:: Exercise data

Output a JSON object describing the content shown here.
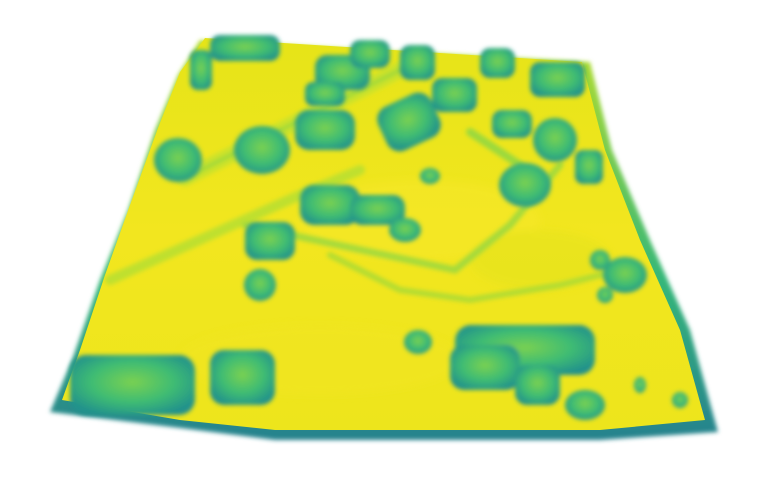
{
  "scene": {
    "subject": "3d-terrain-surface-render",
    "colormap": {
      "name": "viridis-like",
      "low": "#2a788e",
      "mid_low": "#22a884",
      "mid": "#7ad151",
      "high": "#fde725",
      "peak": "#e8e419"
    },
    "background": "#ffffff",
    "features": [
      "buildings",
      "trees",
      "roads",
      "ground-plane"
    ]
  }
}
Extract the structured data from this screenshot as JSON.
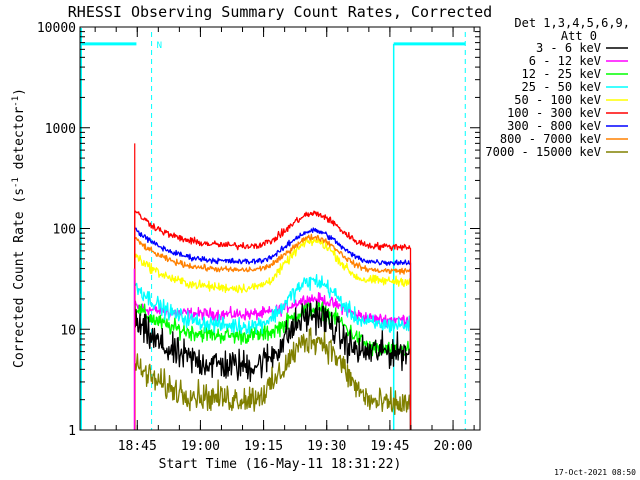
{
  "chart_data": {
    "type": "line",
    "title": "RHESSI Observing Summary Count Rates, Corrected",
    "xlabel": "Start Time (16-May-11 18:31:22)",
    "ylabel": "Corrected Count Rate (s",
    "ylabel_sup1": "-1",
    "ylabel_mid": " detector",
    "ylabel_sup2": "-1",
    "ylabel_end": ")",
    "yscale": "log",
    "ylim": [
      1,
      10000
    ],
    "xlim_minutes": [
      0,
      95
    ],
    "x_ticks": [
      {
        "label": "18:45",
        "minute": 13.6
      },
      {
        "label": "19:00",
        "minute": 28.6
      },
      {
        "label": "19:15",
        "minute": 43.6
      },
      {
        "label": "19:30",
        "minute": 58.6
      },
      {
        "label": "19:45",
        "minute": 73.6
      },
      {
        "label": "20:00",
        "minute": 88.6
      }
    ],
    "y_ticks": [
      {
        "label": "1",
        "value": 1
      },
      {
        "label": "10",
        "value": 10
      },
      {
        "label": "100",
        "value": 100
      },
      {
        "label": "1000",
        "value": 1000
      },
      {
        "label": "10000",
        "value": 10000
      }
    ],
    "legend": {
      "header1": "Det 1,3,4,5,6,9,",
      "header2": "Att 0",
      "placement": "right"
    },
    "data_start_minute": 13.0,
    "data_end_minute": 78.5,
    "flare_peak_minute": 55.5,
    "series": [
      {
        "name": "3 - 6 keV",
        "color": "#000000",
        "base": 4.2,
        "start": 12,
        "peak": 14,
        "end": 6,
        "noise": 0.14
      },
      {
        "name": "6 - 12 keV",
        "color": "#ff00ff",
        "base": 14,
        "start": 17,
        "peak": 20,
        "end": 12.5,
        "noise": 0.05
      },
      {
        "name": "12 - 25 keV",
        "color": "#00ff00",
        "base": 8.5,
        "start": 17,
        "peak": 16,
        "end": 6.2,
        "noise": 0.07
      },
      {
        "name": "25 - 50 keV",
        "color": "#00ffff",
        "base": 10.5,
        "start": 28,
        "peak": 30,
        "end": 11,
        "noise": 0.07
      },
      {
        "name": "50 - 100 keV",
        "color": "#ffff00",
        "base": 25,
        "start": 55,
        "peak": 75,
        "end": 30,
        "noise": 0.04
      },
      {
        "name": "100 - 300 keV",
        "color": "#ff0000",
        "base": 66,
        "start": 150,
        "peak": 140,
        "end": 66,
        "noise": 0.03
      },
      {
        "name": "300 - 800 keV",
        "color": "#0000ff",
        "base": 46,
        "start": 100,
        "peak": 95,
        "end": 46,
        "noise": 0.025
      },
      {
        "name": "800 - 7000 keV",
        "color": "#ff8000",
        "base": 38,
        "start": 80,
        "peak": 82,
        "end": 38,
        "noise": 0.025
      },
      {
        "name": "7000 - 15000 keV",
        "color": "#808000",
        "base": 2.0,
        "start": 4.5,
        "peak": 8,
        "end": 1.8,
        "noise": 0.12
      }
    ],
    "attenuator_markers": [
      {
        "label": "N",
        "minute": 13.6
      }
    ],
    "timestamp": "17-Oct-2021 08:50"
  }
}
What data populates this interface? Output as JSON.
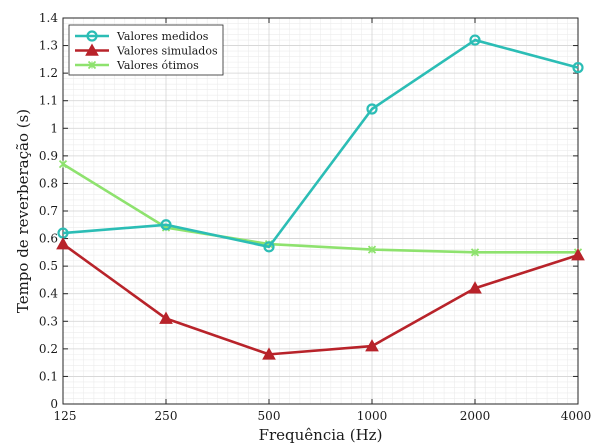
{
  "chart_data": {
    "type": "line",
    "categories": [
      "125",
      "250",
      "500",
      "1000",
      "2000",
      "4000"
    ],
    "xlabel": "Frequência (Hz)",
    "ylabel": "Tempo de reverberação (s)",
    "ylim": [
      0,
      1.4
    ],
    "yticks": [
      "0",
      "0.1",
      "0.2",
      "0.3",
      "0.4",
      "0.5",
      "0.6",
      "0.7",
      "0.8",
      "0.9",
      "1",
      "1.1",
      "1.2",
      "1.3",
      "1.4"
    ],
    "grid": true,
    "legend_position": "top-left",
    "series": [
      {
        "name": "Valores medidos",
        "marker": "circle",
        "color": "#2bbdb5",
        "values": [
          0.62,
          0.65,
          0.57,
          1.07,
          1.32,
          1.22
        ]
      },
      {
        "name": "Valores simulados",
        "marker": "triangle",
        "color": "#b8232a",
        "values": [
          0.58,
          0.31,
          0.18,
          0.21,
          0.42,
          0.54
        ]
      },
      {
        "name": "Valores ótimos",
        "marker": "cross",
        "color": "#8ee26e",
        "values": [
          0.87,
          0.64,
          0.58,
          0.56,
          0.55,
          0.55
        ]
      }
    ]
  }
}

::::

Task brief: Reproduce each line exactly as it appears, omitting the pictures.

Task solution:
Output a JSON object describing the content shown here.
{
  "scene": {
    "subject": "3d-terrain-surface-render",
    "colormap": {
      "name": "viridis-like",
      "low": "#2a788e",
      "mid_low": "#22a884",
      "mid": "#7ad151",
      "high": "#fde725",
      "peak": "#e8e419"
    },
    "background": "#ffffff",
    "features": [
      "buildings",
      "trees",
      "roads",
      "ground-plane"
    ]
  }
}
Extract the structured data from this screenshot as JSON.
{
  "chart_data": {
    "type": "line",
    "title": "RHESSI Observing Summary Count Rates, Corrected",
    "xlabel": "Start Time (16-May-11 18:31:22)",
    "ylabel": "Corrected Count Rate (s",
    "ylabel_sup1": "-1",
    "ylabel_mid": " detector",
    "ylabel_sup2": "-1",
    "ylabel_end": ")",
    "yscale": "log",
    "ylim": [
      1,
      10000
    ],
    "xlim_minutes": [
      0,
      95
    ],
    "x_ticks": [
      {
        "label": "18:45",
        "minute": 13.6
      },
      {
        "label": "19:00",
        "minute": 28.6
      },
      {
        "label": "19:15",
        "minute": 43.6
      },
      {
        "label": "19:30",
        "minute": 58.6
      },
      {
        "label": "19:45",
        "minute": 73.6
      },
      {
        "label": "20:00",
        "minute": 88.6
      }
    ],
    "y_ticks": [
      {
        "label": "1",
        "value": 1
      },
      {
        "label": "10",
        "value": 10
      },
      {
        "label": "100",
        "value": 100
      },
      {
        "label": "1000",
        "value": 1000
      },
      {
        "label": "10000",
        "value": 10000
      }
    ],
    "legend": {
      "header1": "Det 1,3,4,5,6,9,",
      "header2": "Att 0",
      "placement": "right"
    },
    "data_start_minute": 13.0,
    "data_end_minute": 78.5,
    "flare_peak_minute": 55.5,
    "series": [
      {
        "name": "3 - 6 keV",
        "color": "#000000",
        "base": 4.2,
        "start": 12,
        "peak": 14,
        "end": 6,
        "noise": 0.14
      },
      {
        "name": "6 - 12 keV",
        "color": "#ff00ff",
        "base": 14,
        "start": 17,
        "peak": 20,
        "end": 12.5,
        "noise": 0.05
      },
      {
        "name": "12 - 25 keV",
        "color": "#00ff00",
        "base": 8.5,
        "start": 17,
        "peak": 16,
        "end": 6.2,
        "noise": 0.07
      },
      {
        "name": "25 - 50 keV",
        "color": "#00ffff",
        "base": 10.5,
        "start": 28,
        "peak": 30,
        "end": 11,
        "noise": 0.07
      },
      {
        "name": "50 - 100 keV",
        "color": "#ffff00",
        "base": 25,
        "start": 55,
        "peak": 75,
        "end": 30,
        "noise": 0.04
      },
      {
        "name": "100 - 300 keV",
        "color": "#ff0000",
        "base": 66,
        "start": 150,
        "peak": 140,
        "end": 66,
        "noise": 0.03
      },
      {
        "name": "300 - 800 keV",
        "color": "#0000ff",
        "base": 46,
        "start": 100,
        "peak": 95,
        "end": 46,
        "noise": 0.025
      },
      {
        "name": "800 - 7000 keV",
        "color": "#ff8000",
        "base": 38,
        "start": 80,
        "peak": 82,
        "end": 38,
        "noise": 0.025
      },
      {
        "name": "7000 - 15000 keV",
        "color": "#808000",
        "base": 2.0,
        "start": 4.5,
        "peak": 8,
        "end": 1.8,
        "noise": 0.12
      }
    ],
    "attenuator_markers": [
      {
        "label": "N",
        "minute": 13.6
      }
    ],
    "timestamp": "17-Oct-2021 08:50"
  }
}
What data populates this interface? Output as JSON.
{
  "chart_data": {
    "type": "line",
    "categories": [
      "125",
      "250",
      "500",
      "1000",
      "2000",
      "4000"
    ],
    "xlabel": "Frequência (Hz)",
    "ylabel": "Tempo de reverberação (s)",
    "ylim": [
      0,
      1.4
    ],
    "yticks": [
      "0",
      "0.1",
      "0.2",
      "0.3",
      "0.4",
      "0.5",
      "0.6",
      "0.7",
      "0.8",
      "0.9",
      "1",
      "1.1",
      "1.2",
      "1.3",
      "1.4"
    ],
    "grid": true,
    "legend_position": "top-left",
    "series": [
      {
        "name": "Valores medidos",
        "marker": "circle",
        "color": "#2bbdb5",
        "values": [
          0.62,
          0.65,
          0.57,
          1.07,
          1.32,
          1.22
        ]
      },
      {
        "name": "Valores simulados",
        "marker": "triangle",
        "color": "#b8232a",
        "values": [
          0.58,
          0.31,
          0.18,
          0.21,
          0.42,
          0.54
        ]
      },
      {
        "name": "Valores ótimos",
        "marker": "cross",
        "color": "#8ee26e",
        "values": [
          0.87,
          0.64,
          0.58,
          0.56,
          0.55,
          0.55
        ]
      }
    ]
  }
}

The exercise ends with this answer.